(EXERCISE DIRECTIONS):
Give the data below again, word for word.

-- start STORED RECORDS --

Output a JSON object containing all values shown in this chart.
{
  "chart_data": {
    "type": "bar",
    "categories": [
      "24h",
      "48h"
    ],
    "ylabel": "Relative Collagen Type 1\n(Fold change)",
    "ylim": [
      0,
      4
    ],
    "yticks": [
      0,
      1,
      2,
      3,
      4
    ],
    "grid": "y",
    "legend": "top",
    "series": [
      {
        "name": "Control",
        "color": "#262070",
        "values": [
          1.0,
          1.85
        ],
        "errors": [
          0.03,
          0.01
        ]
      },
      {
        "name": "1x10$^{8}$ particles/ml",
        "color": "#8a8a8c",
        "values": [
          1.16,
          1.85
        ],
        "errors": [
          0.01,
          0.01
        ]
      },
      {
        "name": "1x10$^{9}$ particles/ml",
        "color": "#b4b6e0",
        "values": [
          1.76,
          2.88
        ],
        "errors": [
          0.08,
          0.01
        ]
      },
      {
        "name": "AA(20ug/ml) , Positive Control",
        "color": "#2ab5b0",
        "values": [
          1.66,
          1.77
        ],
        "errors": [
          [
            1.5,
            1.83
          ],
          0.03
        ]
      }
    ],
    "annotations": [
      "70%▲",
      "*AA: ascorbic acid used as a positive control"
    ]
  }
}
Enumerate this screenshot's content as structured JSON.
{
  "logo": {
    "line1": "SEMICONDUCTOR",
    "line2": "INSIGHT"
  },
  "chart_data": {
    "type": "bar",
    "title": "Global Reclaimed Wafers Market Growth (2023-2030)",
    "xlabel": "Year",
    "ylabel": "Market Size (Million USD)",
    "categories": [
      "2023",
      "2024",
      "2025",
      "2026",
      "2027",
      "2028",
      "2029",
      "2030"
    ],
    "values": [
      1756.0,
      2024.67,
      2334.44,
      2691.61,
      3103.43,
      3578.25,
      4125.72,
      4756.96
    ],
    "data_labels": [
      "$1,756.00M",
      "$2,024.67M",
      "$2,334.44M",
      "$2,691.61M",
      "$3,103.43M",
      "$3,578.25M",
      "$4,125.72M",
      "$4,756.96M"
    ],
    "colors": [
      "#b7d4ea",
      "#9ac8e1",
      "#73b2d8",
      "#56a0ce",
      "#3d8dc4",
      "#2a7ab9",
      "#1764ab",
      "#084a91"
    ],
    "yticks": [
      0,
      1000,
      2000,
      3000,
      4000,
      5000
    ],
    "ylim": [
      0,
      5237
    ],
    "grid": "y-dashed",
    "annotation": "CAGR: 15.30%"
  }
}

-- end STORED RECORDS --

(COMPLETE ANSWER):
Output a JSON object containing all values shown in this chart.
{
  "chart_data": {
    "type": "bar",
    "categories": [
      "24h",
      "48h"
    ],
    "ylabel": "Relative Collagen Type 1\n(Fold change)",
    "ylim": [
      0,
      4
    ],
    "yticks": [
      0,
      1,
      2,
      3,
      4
    ],
    "grid": "y",
    "legend": "top",
    "series": [
      {
        "name": "Control",
        "color": "#262070",
        "values": [
          1.0,
          1.85
        ],
        "errors": [
          0.03,
          0.01
        ]
      },
      {
        "name": "1x10$^{8}$ particles/ml",
        "color": "#8a8a8c",
        "values": [
          1.16,
          1.85
        ],
        "errors": [
          0.01,
          0.01
        ]
      },
      {
        "name": "1x10$^{9}$ particles/ml",
        "color": "#b4b6e0",
        "values": [
          1.76,
          2.88
        ],
        "errors": [
          0.08,
          0.01
        ]
      },
      {
        "name": "AA(20ug/ml) , Positive Control",
        "color": "#2ab5b0",
        "values": [
          1.66,
          1.77
        ],
        "errors": [
          [
            1.5,
            1.83
          ],
          0.03
        ]
      }
    ],
    "annotations": [
      "70%▲",
      "*AA: ascorbic acid used as a positive control"
    ]
  }
}
Enumerate this screenshot's content as structured JSON.
{
  "logo": {
    "line1": "SEMICONDUCTOR",
    "line2": "INSIGHT"
  },
  "chart_data": {
    "type": "bar",
    "title": "Global Reclaimed Wafers Market Growth (2023-2030)",
    "xlabel": "Year",
    "ylabel": "Market Size (Million USD)",
    "categories": [
      "2023",
      "2024",
      "2025",
      "2026",
      "2027",
      "2028",
      "2029",
      "2030"
    ],
    "values": [
      1756.0,
      2024.67,
      2334.44,
      2691.61,
      3103.43,
      3578.25,
      4125.72,
      4756.96
    ],
    "data_labels": [
      "$1,756.00M",
      "$2,024.67M",
      "$2,334.44M",
      "$2,691.61M",
      "$3,103.43M",
      "$3,578.25M",
      "$4,125.72M",
      "$4,756.96M"
    ],
    "colors": [
      "#b7d4ea",
      "#9ac8e1",
      "#73b2d8",
      "#56a0ce",
      "#3d8dc4",
      "#2a7ab9",
      "#1764ab",
      "#084a91"
    ],
    "yticks": [
      0,
      1000,
      2000,
      3000,
      4000,
      5000
    ],
    "ylim": [
      0,
      5237
    ],
    "grid": "y-dashed",
    "annotation": "CAGR: 15.30%"
  }
}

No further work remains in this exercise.